■ What is required
Transcribe all the records with complete accuracy.

■ Recorded data
--- BEGIN ---
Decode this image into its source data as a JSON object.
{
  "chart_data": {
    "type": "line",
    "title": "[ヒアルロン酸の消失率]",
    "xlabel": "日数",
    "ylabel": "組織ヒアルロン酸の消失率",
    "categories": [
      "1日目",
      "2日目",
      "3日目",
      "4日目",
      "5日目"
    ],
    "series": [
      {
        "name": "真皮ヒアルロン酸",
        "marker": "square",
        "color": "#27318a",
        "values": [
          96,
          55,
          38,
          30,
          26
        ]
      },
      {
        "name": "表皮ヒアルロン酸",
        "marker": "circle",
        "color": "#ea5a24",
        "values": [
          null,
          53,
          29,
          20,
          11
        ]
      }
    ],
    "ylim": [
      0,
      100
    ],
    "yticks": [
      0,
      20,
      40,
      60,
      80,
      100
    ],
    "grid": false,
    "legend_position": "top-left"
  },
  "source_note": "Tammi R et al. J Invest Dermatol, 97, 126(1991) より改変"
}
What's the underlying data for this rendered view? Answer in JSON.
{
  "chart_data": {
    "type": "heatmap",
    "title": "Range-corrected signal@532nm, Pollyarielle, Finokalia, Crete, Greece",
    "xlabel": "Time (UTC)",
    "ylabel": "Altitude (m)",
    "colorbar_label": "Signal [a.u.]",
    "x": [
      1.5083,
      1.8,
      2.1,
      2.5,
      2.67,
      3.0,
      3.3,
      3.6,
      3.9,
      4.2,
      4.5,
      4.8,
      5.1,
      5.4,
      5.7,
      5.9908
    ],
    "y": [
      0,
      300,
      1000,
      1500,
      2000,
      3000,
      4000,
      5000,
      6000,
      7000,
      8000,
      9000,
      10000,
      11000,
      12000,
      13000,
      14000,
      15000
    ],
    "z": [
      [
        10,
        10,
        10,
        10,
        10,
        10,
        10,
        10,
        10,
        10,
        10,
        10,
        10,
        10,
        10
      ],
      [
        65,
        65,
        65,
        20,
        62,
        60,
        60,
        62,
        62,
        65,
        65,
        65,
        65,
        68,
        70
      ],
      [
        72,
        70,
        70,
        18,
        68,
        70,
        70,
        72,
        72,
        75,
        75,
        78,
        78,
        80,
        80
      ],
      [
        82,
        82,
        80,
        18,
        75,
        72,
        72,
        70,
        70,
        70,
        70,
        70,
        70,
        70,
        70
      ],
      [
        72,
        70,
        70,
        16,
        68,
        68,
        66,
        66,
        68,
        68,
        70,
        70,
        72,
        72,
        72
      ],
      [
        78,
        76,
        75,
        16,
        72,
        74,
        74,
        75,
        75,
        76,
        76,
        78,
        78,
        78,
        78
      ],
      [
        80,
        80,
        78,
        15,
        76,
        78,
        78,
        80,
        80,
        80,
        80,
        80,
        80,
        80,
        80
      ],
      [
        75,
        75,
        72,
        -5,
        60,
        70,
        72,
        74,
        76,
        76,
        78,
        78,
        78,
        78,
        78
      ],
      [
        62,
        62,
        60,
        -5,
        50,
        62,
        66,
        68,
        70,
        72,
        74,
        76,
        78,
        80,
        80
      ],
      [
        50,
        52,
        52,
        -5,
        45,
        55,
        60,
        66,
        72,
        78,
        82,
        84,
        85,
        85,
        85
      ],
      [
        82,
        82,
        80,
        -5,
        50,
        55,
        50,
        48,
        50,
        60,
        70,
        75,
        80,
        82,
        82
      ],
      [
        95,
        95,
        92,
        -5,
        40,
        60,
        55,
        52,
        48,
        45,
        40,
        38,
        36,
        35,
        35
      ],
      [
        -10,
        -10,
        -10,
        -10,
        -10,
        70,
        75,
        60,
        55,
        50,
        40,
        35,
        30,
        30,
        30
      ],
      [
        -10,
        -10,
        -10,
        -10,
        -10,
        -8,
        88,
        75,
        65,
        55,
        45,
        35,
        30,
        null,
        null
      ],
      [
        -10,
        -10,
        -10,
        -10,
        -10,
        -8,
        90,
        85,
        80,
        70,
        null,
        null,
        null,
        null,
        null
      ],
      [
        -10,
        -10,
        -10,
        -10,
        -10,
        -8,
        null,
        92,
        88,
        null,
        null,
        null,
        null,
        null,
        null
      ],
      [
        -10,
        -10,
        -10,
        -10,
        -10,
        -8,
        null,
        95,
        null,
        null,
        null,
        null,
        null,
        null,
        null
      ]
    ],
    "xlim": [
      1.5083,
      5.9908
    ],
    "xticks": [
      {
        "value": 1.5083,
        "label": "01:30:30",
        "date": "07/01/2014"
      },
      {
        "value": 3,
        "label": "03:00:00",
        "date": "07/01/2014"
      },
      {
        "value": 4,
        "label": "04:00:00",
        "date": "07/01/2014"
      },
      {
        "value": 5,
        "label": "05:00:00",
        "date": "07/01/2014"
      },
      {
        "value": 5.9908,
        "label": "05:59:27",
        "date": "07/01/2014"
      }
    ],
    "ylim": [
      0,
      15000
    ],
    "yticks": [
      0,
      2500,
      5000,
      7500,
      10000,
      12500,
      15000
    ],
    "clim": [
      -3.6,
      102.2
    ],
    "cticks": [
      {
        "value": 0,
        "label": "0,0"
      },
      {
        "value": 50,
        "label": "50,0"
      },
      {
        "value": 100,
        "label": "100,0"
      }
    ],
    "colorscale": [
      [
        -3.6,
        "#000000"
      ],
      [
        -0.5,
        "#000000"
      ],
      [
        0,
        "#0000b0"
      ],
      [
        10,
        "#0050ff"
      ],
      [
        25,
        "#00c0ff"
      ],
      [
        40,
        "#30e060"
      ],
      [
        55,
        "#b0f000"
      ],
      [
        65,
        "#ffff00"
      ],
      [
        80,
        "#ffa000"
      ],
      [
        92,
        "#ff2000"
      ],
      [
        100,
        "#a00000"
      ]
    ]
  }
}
--- END ---
■ Final result
Decode this image into its source data as a JSON object.
{
  "chart_data": {
    "type": "line",
    "title": "[ヒアルロン酸の消失率]",
    "xlabel": "日数",
    "ylabel": "組織ヒアルロン酸の消失率",
    "categories": [
      "1日目",
      "2日目",
      "3日目",
      "4日目",
      "5日目"
    ],
    "series": [
      {
        "name": "真皮ヒアルロン酸",
        "marker": "square",
        "color": "#27318a",
        "values": [
          96,
          55,
          38,
          30,
          26
        ]
      },
      {
        "name": "表皮ヒアルロン酸",
        "marker": "circle",
        "color": "#ea5a24",
        "values": [
          null,
          53,
          29,
          20,
          11
        ]
      }
    ],
    "ylim": [
      0,
      100
    ],
    "yticks": [
      0,
      20,
      40,
      60,
      80,
      100
    ],
    "grid": false,
    "legend_position": "top-left"
  },
  "source_note": "Tammi R et al. J Invest Dermatol, 97, 126(1991) より改変"
}
What's the underlying data for this rendered view? Answer in JSON.
{
  "chart_data": {
    "type": "heatmap",
    "title": "Range-corrected signal@532nm, Pollyarielle, Finokalia, Crete, Greece",
    "xlabel": "Time (UTC)",
    "ylabel": "Altitude (m)",
    "colorbar_label": "Signal [a.u.]",
    "x": [
      1.5083,
      1.8,
      2.1,
      2.5,
      2.67,
      3.0,
      3.3,
      3.6,
      3.9,
      4.2,
      4.5,
      4.8,
      5.1,
      5.4,
      5.7,
      5.9908
    ],
    "y": [
      0,
      300,
      1000,
      1500,
      2000,
      3000,
      4000,
      5000,
      6000,
      7000,
      8000,
      9000,
      10000,
      11000,
      12000,
      13000,
      14000,
      15000
    ],
    "z": [
      [
        10,
        10,
        10,
        10,
        10,
        10,
        10,
        10,
        10,
        10,
        10,
        10,
        10,
        10,
        10
      ],
      [
        65,
        65,
        65,
        20,
        62,
        60,
        60,
        62,
        62,
        65,
        65,
        65,
        65,
        68,
        70
      ],
      [
        72,
        70,
        70,
        18,
        68,
        70,
        70,
        72,
        72,
        75,
        75,
        78,
        78,
        80,
        80
      ],
      [
        82,
        82,
        80,
        18,
        75,
        72,
        72,
        70,
        70,
        70,
        70,
        70,
        70,
        70,
        70
      ],
      [
        72,
        70,
        70,
        16,
        68,
        68,
        66,
        66,
        68,
        68,
        70,
        70,
        72,
        72,
        72
      ],
      [
        78,
        76,
        75,
        16,
        72,
        74,
        74,
        75,
        75,
        76,
        76,
        78,
        78,
        78,
        78
      ],
      [
        80,
        80,
        78,
        15,
        76,
        78,
        78,
        80,
        80,
        80,
        80,
        80,
        80,
        80,
        80
      ],
      [
        75,
        75,
        72,
        -5,
        60,
        70,
        72,
        74,
        76,
        76,
        78,
        78,
        78,
        78,
        78
      ],
      [
        62,
        62,
        60,
        -5,
        50,
        62,
        66,
        68,
        70,
        72,
        74,
        76,
        78,
        80,
        80
      ],
      [
        50,
        52,
        52,
        -5,
        45,
        55,
        60,
        66,
        72,
        78,
        82,
        84,
        85,
        85,
        85
      ],
      [
        82,
        82,
        80,
        -5,
        50,
        55,
        50,
        48,
        50,
        60,
        70,
        75,
        80,
        82,
        82
      ],
      [
        95,
        95,
        92,
        -5,
        40,
        60,
        55,
        52,
        48,
        45,
        40,
        38,
        36,
        35,
        35
      ],
      [
        -10,
        -10,
        -10,
        -10,
        -10,
        70,
        75,
        60,
        55,
        50,
        40,
        35,
        30,
        30,
        30
      ],
      [
        -10,
        -10,
        -10,
        -10,
        -10,
        -8,
        88,
        75,
        65,
        55,
        45,
        35,
        30,
        null,
        null
      ],
      [
        -10,
        -10,
        -10,
        -10,
        -10,
        -8,
        90,
        85,
        80,
        70,
        null,
        null,
        null,
        null,
        null
      ],
      [
        -10,
        -10,
        -10,
        -10,
        -10,
        -8,
        null,
        92,
        88,
        null,
        null,
        null,
        null,
        null,
        null
      ],
      [
        -10,
        -10,
        -10,
        -10,
        -10,
        -8,
        null,
        95,
        null,
        null,
        null,
        null,
        null,
        null,
        null
      ]
    ],
    "xlim": [
      1.5083,
      5.9908
    ],
    "xticks": [
      {
        "value": 1.5083,
        "label": "01:30:30",
        "date": "07/01/2014"
      },
      {
        "value": 3,
        "label": "03:00:00",
        "date": "07/01/2014"
      },
      {
        "value": 4,
        "label": "04:00:00",
        "date": "07/01/2014"
      },
      {
        "value": 5,
        "label": "05:00:00",
        "date": "07/01/2014"
      },
      {
        "value": 5.9908,
        "label": "05:59:27",
        "date": "07/01/2014"
      }
    ],
    "ylim": [
      0,
      15000
    ],
    "yticks": [
      0,
      2500,
      5000,
      7500,
      10000,
      12500,
      15000
    ],
    "clim": [
      -3.6,
      102.2
    ],
    "cticks": [
      {
        "value": 0,
        "label": "0,0"
      },
      {
        "value": 50,
        "label": "50,0"
      },
      {
        "value": 100,
        "label": "100,0"
      }
    ],
    "colorscale": [
      [
        -3.6,
        "#000000"
      ],
      [
        -0.5,
        "#000000"
      ],
      [
        0,
        "#0000b0"
      ],
      [
        10,
        "#0050ff"
      ],
      [
        25,
        "#00c0ff"
      ],
      [
        40,
        "#30e060"
      ],
      [
        55,
        "#b0f000"
      ],
      [
        65,
        "#ffff00"
      ],
      [
        80,
        "#ffa000"
      ],
      [
        92,
        "#ff2000"
      ],
      [
        100,
        "#a00000"
      ]
    ]
  }
}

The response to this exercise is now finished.